— WORK TO BE COMPLETED —
Write out each entry, exactly the way it appears.

[A run of records]
──────────
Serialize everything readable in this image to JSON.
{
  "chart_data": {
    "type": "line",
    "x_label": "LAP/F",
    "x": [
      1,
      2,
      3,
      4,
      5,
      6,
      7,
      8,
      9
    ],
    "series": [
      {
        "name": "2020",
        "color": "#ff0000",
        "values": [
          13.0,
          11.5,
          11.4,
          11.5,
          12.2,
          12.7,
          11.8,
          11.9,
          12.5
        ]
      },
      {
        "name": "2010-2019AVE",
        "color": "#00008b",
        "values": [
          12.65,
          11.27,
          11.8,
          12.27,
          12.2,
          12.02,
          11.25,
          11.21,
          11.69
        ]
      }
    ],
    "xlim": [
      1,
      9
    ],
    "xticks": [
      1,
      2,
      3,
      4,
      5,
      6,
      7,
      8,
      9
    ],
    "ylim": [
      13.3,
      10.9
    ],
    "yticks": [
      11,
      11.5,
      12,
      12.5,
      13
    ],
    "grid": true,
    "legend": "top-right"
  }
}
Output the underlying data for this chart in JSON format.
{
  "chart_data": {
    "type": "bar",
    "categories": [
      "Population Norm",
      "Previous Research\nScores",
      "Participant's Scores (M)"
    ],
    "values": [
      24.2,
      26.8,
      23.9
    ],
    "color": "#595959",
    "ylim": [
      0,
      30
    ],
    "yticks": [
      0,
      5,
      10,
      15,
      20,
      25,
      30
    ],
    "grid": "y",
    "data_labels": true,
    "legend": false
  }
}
──────────
— SOLUTION TO THIS TASK —
Serialize everything readable in this image to JSON.
{
  "chart_data": {
    "type": "line",
    "x_label": "LAP/F",
    "x": [
      1,
      2,
      3,
      4,
      5,
      6,
      7,
      8,
      9
    ],
    "series": [
      {
        "name": "2020",
        "color": "#ff0000",
        "values": [
          13.0,
          11.5,
          11.4,
          11.5,
          12.2,
          12.7,
          11.8,
          11.9,
          12.5
        ]
      },
      {
        "name": "2010-2019AVE",
        "color": "#00008b",
        "values": [
          12.65,
          11.27,
          11.8,
          12.27,
          12.2,
          12.02,
          11.25,
          11.21,
          11.69
        ]
      }
    ],
    "xlim": [
      1,
      9
    ],
    "xticks": [
      1,
      2,
      3,
      4,
      5,
      6,
      7,
      8,
      9
    ],
    "ylim": [
      13.3,
      10.9
    ],
    "yticks": [
      11,
      11.5,
      12,
      12.5,
      13
    ],
    "grid": true,
    "legend": "top-right"
  }
}
Output the underlying data for this chart in JSON format.
{
  "chart_data": {
    "type": "bar",
    "categories": [
      "Population Norm",
      "Previous Research\nScores",
      "Participant's Scores (M)"
    ],
    "values": [
      24.2,
      26.8,
      23.9
    ],
    "color": "#595959",
    "ylim": [
      0,
      30
    ],
    "yticks": [
      0,
      5,
      10,
      15,
      20,
      25,
      30
    ],
    "grid": "y",
    "data_labels": true,
    "legend": false
  }
}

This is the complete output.